:: What is asked ::
A) From the Sondheim course listing, return the stretch from "with Gail Leondar-Wright" through "makes him great?" word for word.
B) Name every musical that the Sondheim course listing says the class will unpack.
C) Continue the Sondheim course listing, starting right after its last sentence.

Your browser is not optimized for viewing this website.

More information »

Rainbow Lifelong Learning Institute, Boston

Our Classes

What Makes Sondheim Great Act II (Act I not required)


with Gail Leondar-Wright

Calendar Sep 6, 2022 at 10:30 am, runs for 5 weeks


This course will take place on Tuesdays at 10:30 AM for five weeks (9/6/22 - 10/4/22).  This course will be on Zoom.

Course Description:

The late Stephen Sondheim is commonly thought to be the most important musical theater composer and lyricist of the past fifty years, and the single most influential force in bringing the Broadway musical into the modern era. What makes him great?  

In this class, we will unpack some of Sondheim’s innovative musicals: West Side Story, Into the Woods, A Little Night Music, Merrily We Roll Along, and Pacific Overtures, trying to chip away at the genius behind his work.

Sessions will be lively, with lots of video, visuals and conversation.

:: Collected data ::
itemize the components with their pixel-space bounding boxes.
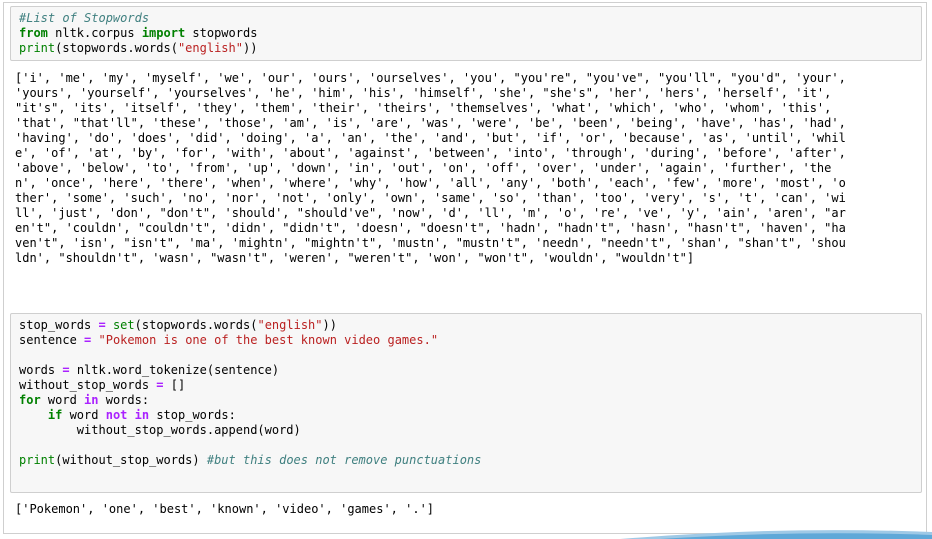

:: Task-by-task outputs ::
A)
with Gail Leondar-Wright

Calendar Sep 6, 2022 at 10:30 am, runs for 5 weeks


This course will take place on Tuesdays at 10:30 AM for five weeks (9/6/22 - 10/4/22).  This course will be on Zoom.

Course Description:

The late Stephen Sondheim is commonly thought to be the most important musical theater composer and lyricist of the past fifty years, and the single most influential force in bringing the Broadway musical into the modern era. What makes him great?

B) West Side Story, Into the Woods, A Little Night Music, Merrily We Roll Along, and Pacific Overtures.

C)
Course Leader:

Gail Leondar-Wright, now retired, spends her time studying and teaching about the works of Stephen Sondheim.  She facilitates the online national “Sondheim Study Group,” and gives periodic webinars comparing the works of Sondheim to those of other composers and lyricists.  She has taught about Sondheim at OLLI programs at UMass Boston and Tufts as well as at Lasell Village.  She has conducted two brown bag presentations and taught Act I of this course for the Rainbow Lifetime Learning Institute.  Gail has a Masters in Performance Studies from NYU and a BA in Drama from UC Berkeley.

Will run

Re-Visions: Film into Film, Novel into Film


with Linda Dittmar

Calendar Sep 7, 2022 at 10:30 am, runs for 11 weeks


This course will take place on Wednesdays at 10:30 AM for ten weeks (9/7/22 - 11/16/22) no class on 10/5/22.  This course will be on Zoom.

Course Description:

This course explores the literary and cinematic rendition of stories about the yearnings and constraints that infused (pre-Stonewall) and continue to affect gay and lesbian lives as they were imagined and re-imagined by their story tellers and by us, their audience, today. Inevitably, such feelings occur within the socially constructed and historically defined contexts of gender, race, and social class norms, at once forbidden, questioned, and resisted. As paired adaptations from one work to the next, our novels and films will invite comparative discussion of ways the norms, expectations, and fluidities of the GLBTQ experience were depicted, including their self-defined “male” and “female” positions.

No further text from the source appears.